+++ Records for this task

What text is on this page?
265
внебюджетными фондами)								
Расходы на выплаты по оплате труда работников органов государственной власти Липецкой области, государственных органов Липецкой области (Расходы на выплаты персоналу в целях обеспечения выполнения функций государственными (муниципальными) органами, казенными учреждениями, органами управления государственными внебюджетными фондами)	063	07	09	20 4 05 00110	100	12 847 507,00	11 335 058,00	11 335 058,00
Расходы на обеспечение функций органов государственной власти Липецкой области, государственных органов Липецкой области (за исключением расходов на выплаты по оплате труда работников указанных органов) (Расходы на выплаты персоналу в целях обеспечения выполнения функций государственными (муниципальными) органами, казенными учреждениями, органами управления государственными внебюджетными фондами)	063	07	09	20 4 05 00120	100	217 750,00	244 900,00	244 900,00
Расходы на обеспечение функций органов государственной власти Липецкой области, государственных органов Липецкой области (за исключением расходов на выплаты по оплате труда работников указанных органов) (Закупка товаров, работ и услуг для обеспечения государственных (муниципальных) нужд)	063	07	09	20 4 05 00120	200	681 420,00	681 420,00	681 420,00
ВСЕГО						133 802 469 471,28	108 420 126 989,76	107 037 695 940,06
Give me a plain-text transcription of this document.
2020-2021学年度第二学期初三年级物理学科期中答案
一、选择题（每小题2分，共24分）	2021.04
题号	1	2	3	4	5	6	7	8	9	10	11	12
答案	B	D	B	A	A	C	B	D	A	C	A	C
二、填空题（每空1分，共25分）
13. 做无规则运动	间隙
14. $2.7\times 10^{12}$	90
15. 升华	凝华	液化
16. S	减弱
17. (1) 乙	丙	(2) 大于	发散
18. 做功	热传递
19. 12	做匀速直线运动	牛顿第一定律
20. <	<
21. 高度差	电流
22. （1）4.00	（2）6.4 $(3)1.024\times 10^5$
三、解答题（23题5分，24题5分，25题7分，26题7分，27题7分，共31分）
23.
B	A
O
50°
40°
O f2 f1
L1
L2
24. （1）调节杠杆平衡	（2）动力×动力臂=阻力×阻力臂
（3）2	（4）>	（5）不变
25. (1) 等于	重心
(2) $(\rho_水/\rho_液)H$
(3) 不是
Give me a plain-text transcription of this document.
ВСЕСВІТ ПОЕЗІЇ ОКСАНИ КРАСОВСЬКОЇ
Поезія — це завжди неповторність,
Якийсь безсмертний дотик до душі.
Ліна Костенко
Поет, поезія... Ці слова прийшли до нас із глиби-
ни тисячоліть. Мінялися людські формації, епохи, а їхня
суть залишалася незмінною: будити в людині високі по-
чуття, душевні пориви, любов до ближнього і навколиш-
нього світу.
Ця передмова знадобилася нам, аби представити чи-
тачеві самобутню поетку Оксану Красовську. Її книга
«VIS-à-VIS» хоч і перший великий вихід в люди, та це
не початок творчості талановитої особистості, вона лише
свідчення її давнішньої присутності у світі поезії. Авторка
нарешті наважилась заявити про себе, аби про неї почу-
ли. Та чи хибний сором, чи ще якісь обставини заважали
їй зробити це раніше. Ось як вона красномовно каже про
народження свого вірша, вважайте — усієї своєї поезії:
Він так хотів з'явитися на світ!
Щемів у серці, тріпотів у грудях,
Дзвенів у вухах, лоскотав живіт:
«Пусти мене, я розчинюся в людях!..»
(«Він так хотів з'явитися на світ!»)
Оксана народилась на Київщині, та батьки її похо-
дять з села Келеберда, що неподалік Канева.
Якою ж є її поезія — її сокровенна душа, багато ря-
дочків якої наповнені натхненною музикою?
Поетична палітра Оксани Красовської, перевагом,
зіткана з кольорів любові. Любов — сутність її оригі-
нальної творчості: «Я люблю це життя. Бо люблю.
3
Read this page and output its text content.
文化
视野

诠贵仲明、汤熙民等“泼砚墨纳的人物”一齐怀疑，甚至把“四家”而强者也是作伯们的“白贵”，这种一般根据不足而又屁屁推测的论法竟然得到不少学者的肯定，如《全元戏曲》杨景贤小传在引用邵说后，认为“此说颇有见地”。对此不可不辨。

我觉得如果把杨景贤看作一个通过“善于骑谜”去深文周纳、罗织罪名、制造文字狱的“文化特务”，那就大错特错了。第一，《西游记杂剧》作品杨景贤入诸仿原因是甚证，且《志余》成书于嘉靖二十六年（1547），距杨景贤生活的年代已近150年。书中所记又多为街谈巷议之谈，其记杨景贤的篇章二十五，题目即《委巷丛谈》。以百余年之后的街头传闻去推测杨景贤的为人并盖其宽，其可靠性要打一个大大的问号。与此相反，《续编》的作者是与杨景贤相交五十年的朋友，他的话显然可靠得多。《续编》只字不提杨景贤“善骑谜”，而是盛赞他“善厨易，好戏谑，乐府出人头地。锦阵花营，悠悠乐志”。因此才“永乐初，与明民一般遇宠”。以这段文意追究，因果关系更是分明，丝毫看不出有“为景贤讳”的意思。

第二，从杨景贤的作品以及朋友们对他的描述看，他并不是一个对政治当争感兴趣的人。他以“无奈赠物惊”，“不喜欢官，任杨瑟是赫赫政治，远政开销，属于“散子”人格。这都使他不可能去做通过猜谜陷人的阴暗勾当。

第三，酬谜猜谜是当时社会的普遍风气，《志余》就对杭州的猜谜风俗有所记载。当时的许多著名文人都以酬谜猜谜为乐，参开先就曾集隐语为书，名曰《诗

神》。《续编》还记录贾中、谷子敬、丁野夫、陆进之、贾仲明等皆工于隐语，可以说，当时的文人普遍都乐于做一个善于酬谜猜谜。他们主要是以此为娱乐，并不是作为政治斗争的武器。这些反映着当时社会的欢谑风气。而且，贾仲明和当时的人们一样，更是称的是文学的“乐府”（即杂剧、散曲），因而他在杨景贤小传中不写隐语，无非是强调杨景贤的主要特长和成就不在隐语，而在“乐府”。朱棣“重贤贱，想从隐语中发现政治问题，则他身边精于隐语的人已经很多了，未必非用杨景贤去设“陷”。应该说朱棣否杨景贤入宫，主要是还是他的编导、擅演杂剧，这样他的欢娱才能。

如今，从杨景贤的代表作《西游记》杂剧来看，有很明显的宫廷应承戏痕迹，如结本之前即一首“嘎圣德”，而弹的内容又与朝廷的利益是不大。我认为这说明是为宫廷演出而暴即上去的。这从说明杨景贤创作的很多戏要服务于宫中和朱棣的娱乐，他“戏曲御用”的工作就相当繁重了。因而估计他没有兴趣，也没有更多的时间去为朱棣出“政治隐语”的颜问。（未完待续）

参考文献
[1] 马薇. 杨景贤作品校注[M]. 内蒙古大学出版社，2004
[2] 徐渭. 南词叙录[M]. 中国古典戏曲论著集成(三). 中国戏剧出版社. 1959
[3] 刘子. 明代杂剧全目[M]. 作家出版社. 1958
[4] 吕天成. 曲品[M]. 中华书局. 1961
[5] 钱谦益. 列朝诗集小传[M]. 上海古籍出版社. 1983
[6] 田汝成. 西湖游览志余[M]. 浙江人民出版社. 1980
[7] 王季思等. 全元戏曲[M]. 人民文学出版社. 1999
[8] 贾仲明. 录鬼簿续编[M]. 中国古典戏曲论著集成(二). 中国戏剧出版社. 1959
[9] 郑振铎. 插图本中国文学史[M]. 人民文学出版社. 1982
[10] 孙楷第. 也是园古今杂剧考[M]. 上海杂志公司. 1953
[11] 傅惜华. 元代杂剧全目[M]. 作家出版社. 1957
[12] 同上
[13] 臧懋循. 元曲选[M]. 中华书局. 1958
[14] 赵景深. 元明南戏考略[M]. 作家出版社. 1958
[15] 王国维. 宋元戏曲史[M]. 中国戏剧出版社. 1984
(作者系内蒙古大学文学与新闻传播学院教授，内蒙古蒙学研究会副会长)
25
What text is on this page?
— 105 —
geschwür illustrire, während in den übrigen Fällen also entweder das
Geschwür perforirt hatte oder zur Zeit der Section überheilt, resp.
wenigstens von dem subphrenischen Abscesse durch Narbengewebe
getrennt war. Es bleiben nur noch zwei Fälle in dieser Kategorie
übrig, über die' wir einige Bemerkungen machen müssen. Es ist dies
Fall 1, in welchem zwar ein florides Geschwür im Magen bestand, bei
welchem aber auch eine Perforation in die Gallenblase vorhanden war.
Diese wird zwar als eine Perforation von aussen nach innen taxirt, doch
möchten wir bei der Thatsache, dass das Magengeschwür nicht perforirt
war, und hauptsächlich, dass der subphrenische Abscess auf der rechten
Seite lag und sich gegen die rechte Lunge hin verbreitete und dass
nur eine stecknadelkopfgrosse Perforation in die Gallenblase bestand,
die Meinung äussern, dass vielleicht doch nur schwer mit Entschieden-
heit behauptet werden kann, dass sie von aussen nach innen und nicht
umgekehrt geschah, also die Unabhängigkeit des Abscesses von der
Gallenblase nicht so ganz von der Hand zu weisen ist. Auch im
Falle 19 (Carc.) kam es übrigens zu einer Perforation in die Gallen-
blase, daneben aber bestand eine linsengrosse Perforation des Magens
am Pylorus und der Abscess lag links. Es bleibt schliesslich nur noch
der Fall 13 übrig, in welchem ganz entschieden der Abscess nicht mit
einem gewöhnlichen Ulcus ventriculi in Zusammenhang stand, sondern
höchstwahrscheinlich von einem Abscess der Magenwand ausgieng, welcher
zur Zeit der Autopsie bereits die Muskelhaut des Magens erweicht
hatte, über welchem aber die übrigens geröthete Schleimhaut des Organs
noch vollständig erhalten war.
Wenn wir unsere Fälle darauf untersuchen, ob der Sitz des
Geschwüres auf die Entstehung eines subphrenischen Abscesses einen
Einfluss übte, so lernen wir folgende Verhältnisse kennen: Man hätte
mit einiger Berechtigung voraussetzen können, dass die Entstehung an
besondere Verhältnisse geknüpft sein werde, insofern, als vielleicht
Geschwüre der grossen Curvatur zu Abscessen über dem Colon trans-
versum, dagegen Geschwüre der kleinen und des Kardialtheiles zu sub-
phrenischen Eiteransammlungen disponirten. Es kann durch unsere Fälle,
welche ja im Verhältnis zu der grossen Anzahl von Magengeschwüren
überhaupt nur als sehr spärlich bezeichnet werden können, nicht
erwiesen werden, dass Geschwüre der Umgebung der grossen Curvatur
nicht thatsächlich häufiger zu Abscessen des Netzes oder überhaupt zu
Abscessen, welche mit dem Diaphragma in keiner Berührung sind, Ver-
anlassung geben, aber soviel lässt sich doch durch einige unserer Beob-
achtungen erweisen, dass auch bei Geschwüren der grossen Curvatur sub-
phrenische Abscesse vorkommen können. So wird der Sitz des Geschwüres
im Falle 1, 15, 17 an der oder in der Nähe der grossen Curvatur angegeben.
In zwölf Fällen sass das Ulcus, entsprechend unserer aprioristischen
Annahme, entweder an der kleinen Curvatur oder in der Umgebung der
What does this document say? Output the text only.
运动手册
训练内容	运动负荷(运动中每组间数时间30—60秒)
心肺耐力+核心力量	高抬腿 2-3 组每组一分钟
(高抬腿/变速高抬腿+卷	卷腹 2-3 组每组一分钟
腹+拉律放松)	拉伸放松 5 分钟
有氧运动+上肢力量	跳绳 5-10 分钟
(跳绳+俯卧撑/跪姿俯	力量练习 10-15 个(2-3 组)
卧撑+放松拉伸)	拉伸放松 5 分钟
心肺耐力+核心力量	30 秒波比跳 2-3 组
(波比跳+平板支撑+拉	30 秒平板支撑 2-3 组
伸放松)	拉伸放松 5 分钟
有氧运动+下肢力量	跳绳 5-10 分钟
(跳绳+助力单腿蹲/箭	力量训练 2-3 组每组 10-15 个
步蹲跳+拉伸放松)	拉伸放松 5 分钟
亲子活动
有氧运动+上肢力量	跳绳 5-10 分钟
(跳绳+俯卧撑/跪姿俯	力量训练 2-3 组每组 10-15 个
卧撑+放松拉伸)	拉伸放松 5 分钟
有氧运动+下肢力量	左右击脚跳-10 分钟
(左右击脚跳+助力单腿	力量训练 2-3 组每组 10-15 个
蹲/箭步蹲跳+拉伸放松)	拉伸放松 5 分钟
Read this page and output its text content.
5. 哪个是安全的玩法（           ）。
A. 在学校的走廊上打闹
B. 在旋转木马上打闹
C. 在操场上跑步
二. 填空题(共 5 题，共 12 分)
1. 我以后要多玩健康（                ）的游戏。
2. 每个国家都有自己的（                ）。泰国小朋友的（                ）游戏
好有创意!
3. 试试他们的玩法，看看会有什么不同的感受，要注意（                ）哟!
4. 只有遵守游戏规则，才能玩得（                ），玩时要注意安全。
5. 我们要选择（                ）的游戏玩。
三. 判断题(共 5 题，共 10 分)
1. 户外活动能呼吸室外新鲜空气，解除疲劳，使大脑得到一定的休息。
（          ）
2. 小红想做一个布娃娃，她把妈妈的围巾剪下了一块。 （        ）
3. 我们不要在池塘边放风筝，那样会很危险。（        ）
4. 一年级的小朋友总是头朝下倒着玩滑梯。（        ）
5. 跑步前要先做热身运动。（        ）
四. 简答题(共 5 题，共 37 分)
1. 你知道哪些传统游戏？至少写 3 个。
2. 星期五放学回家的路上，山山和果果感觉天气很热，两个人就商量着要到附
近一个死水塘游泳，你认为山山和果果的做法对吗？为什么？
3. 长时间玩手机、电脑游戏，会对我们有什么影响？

++++++

Scan the data above; copy every line where "Fällen" appears.

Output for this task ▸
geschwür illustrire, während in den übrigen Fällen also entweder das
In zwölf Fällen sass das Ulcus, entsprechend unserer aprioristischen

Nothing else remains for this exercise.